> [Task description]: Reproduce all of the listing below without alteration.

> [Supplied data]:
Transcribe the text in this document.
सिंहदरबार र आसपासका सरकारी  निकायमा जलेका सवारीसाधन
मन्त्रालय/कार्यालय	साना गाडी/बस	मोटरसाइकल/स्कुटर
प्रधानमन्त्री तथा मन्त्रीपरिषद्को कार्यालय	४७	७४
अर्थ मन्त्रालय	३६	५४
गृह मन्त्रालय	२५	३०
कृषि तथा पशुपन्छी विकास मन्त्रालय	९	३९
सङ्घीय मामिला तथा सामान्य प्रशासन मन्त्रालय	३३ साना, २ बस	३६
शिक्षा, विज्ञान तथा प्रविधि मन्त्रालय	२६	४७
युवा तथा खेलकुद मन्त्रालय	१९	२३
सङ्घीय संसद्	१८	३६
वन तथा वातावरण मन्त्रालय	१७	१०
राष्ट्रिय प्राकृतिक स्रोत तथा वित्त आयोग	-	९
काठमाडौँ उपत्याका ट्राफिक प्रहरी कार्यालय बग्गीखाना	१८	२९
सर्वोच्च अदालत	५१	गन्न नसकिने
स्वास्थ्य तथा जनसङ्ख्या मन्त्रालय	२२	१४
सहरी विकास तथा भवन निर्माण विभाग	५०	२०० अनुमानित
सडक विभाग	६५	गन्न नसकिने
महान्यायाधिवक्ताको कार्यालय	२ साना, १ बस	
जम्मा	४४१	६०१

> [Full answer]:
Transcribe the text in this document.
सिंहदरबार र आसपासका सरकारी  निकायमा जलेका सवारीसाधन
मन्त्रालय/कार्यालय	साना गाडी/बस	मोटरसाइकल/स्कुटर
प्रधानमन्त्री तथा मन्त्रीपरिषद्को कार्यालय	४७	७४
अर्थ मन्त्रालय	३६	५४
गृह मन्त्रालय	२५	३०
कृषि तथा पशुपन्छी विकास मन्त्रालय	९	३९
सङ्घीय मामिला तथा सामान्य प्रशासन मन्त्रालय	३३ साना, २ बस	३६
शिक्षा, विज्ञान तथा प्रविधि मन्त्रालय	२६	४७
युवा तथा खेलकुद मन्त्रालय	१९	२३
सङ्घीय संसद्	१८	३६
वन तथा वातावरण मन्त्रालय	१७	१०
राष्ट्रिय प्राकृतिक स्रोत तथा वित्त आयोग	-	९
काठमाडौँ उपत्याका ट्राफिक प्रहरी कार्यालय बग्गीखाना	१८	२९
सर्वोच्च अदालत	५१	गन्न नसकिने
स्वास्थ्य तथा जनसङ्ख्या मन्त्रालय	२२	१४
सहरी विकास तथा भवन निर्माण विभाग	५०	२०० अनुमानित
सडक विभाग	६५	गन्न नसकिने
महान्यायाधिवक्ताको कार्यालय	२ साना, १ बस	
जम्मा	४४१	६०१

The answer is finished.